-- WHAT YOU WILL DO --
Return every line below that contains the string "Hours", treating uppercase and lowercase as different.

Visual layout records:
━━━━━━

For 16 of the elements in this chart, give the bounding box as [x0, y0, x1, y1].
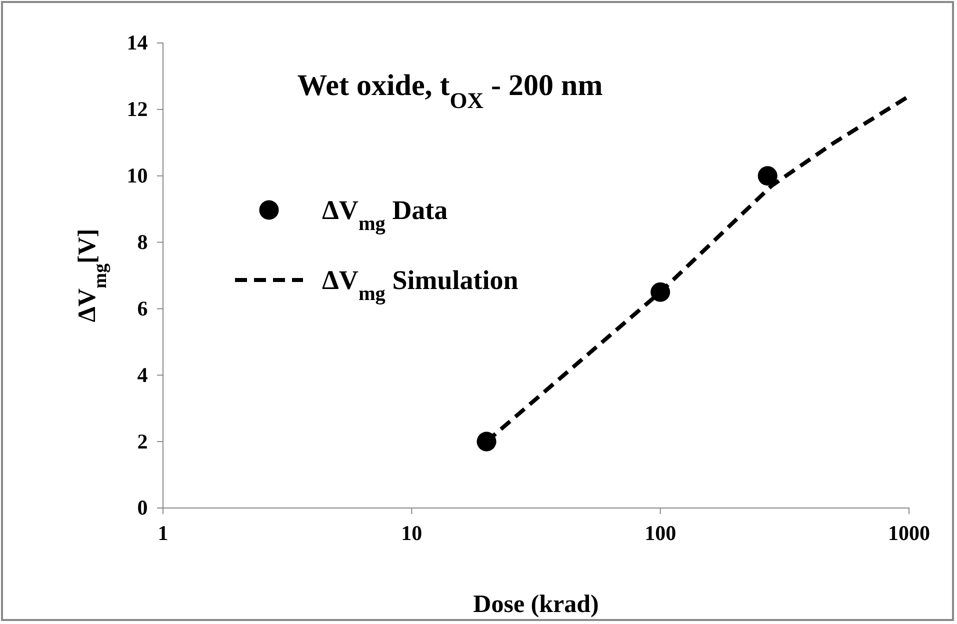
text: Wet oxide, t$_{OX}$ - 200 nm: [297, 69, 603, 112]
y-tick-label: 4: [137, 362, 148, 387]
y-tick-label: 10: [126, 164, 148, 188]
legend-label: ΔV$_{mg}$ Data: [322, 195, 448, 235]
y-tick-label: 6: [137, 296, 148, 320]
x-axis-title: Dose (krad): [473, 591, 599, 618]
y-tick-label: 2: [137, 429, 148, 454]
y-tick-label: 8: [137, 230, 148, 254]
y-tick-label: 0: [137, 496, 148, 520]
legend-label: ΔV$_{mg}$ Simulation: [322, 265, 518, 305]
x-tick-label: 1: [158, 521, 168, 546]
y-tick-label: 14: [126, 30, 148, 55]
x-tick-label: 100: [644, 521, 676, 546]
x-tick-label: 1000: [888, 521, 930, 546]
y-tick-label: 12: [126, 97, 148, 122]
x-tick-label: 10: [401, 521, 422, 546]
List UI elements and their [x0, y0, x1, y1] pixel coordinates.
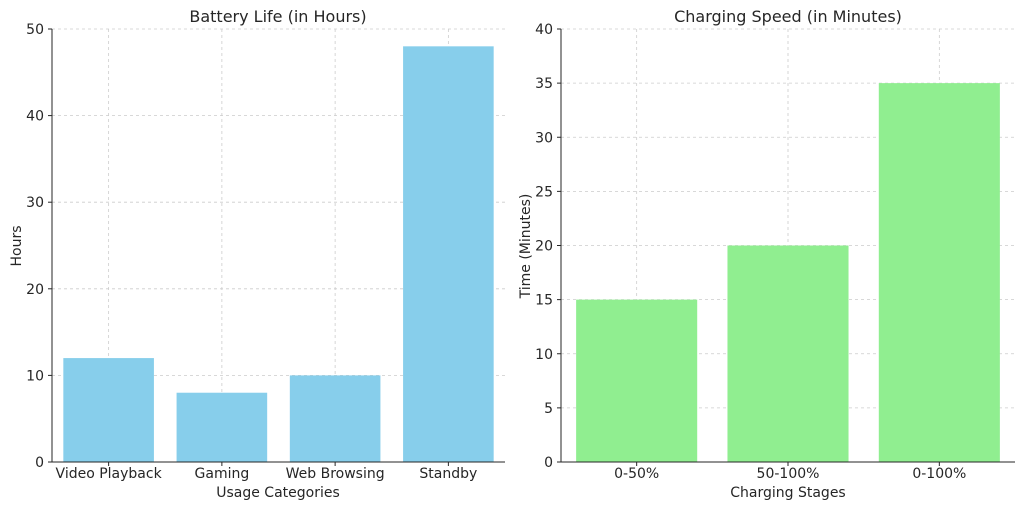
y-tick-label: 20 [26, 282, 44, 298]
y-tick-label: 10 [26, 368, 44, 384]
y-tick-label: 35 [535, 76, 553, 92]
x-axis-label: Usage Categories [216, 485, 340, 501]
bar-50-100- [727, 245, 849, 462]
bar-standby [403, 46, 494, 462]
battery-life-panel: Battery Life (in Hours) Usage Categories… [9, 7, 505, 501]
y-tick-label: 30 [535, 130, 553, 146]
charging-speed-panel: Charging Speed (in Minutes) Charging Sta… [518, 7, 1015, 501]
y-tick-label: 20 [535, 239, 553, 255]
y-tick-label: 40 [535, 22, 553, 38]
y-tick-label: 50 [26, 22, 44, 38]
y-tick-label: 15 [535, 293, 553, 309]
x-tick-label: 0-50% [614, 466, 659, 482]
chart-title: Charging Speed (in Minutes) [674, 7, 902, 26]
y-tick-label: 0 [35, 455, 44, 471]
x-axis-label: Charging Stages [730, 485, 845, 501]
chart-title: Battery Life (in Hours) [189, 7, 366, 26]
y-tick-label: 5 [544, 401, 553, 417]
y-tick-label: 10 [535, 347, 553, 363]
y-axis-label: Time (Minutes) [518, 194, 534, 300]
x-tick-label: Web Browsing [286, 466, 385, 482]
x-tick-label: Video Playback [56, 466, 163, 482]
x-tick-label: 0-100% [912, 466, 966, 482]
bar-0-100- [878, 83, 1000, 462]
y-axis-label: Hours [9, 225, 25, 266]
y-tick-label: 40 [26, 109, 44, 125]
x-tick-label: Gaming [195, 466, 250, 482]
bar-web-browsing [289, 375, 381, 462]
x-tick-label: Standby [419, 466, 477, 482]
bar-0-50- [576, 299, 698, 462]
bar-video-playback [63, 358, 154, 462]
bar-gaming [176, 392, 268, 462]
y-tick-label: 0 [544, 455, 553, 471]
y-tick-label: 25 [535, 184, 553, 200]
y-tick-label: 30 [26, 195, 44, 211]
x-tick-label: 50-100% [757, 466, 820, 482]
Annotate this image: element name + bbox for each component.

━━━━━━

-- FINISHED ANSWER --
battery-life-panel: Battery Life (in Hours) Usage Categories… [9, 7, 505, 501]
chart-title: Battery Life (in Hours) [189, 7, 366, 26]
y-axis-label: Hours [9, 225, 25, 266]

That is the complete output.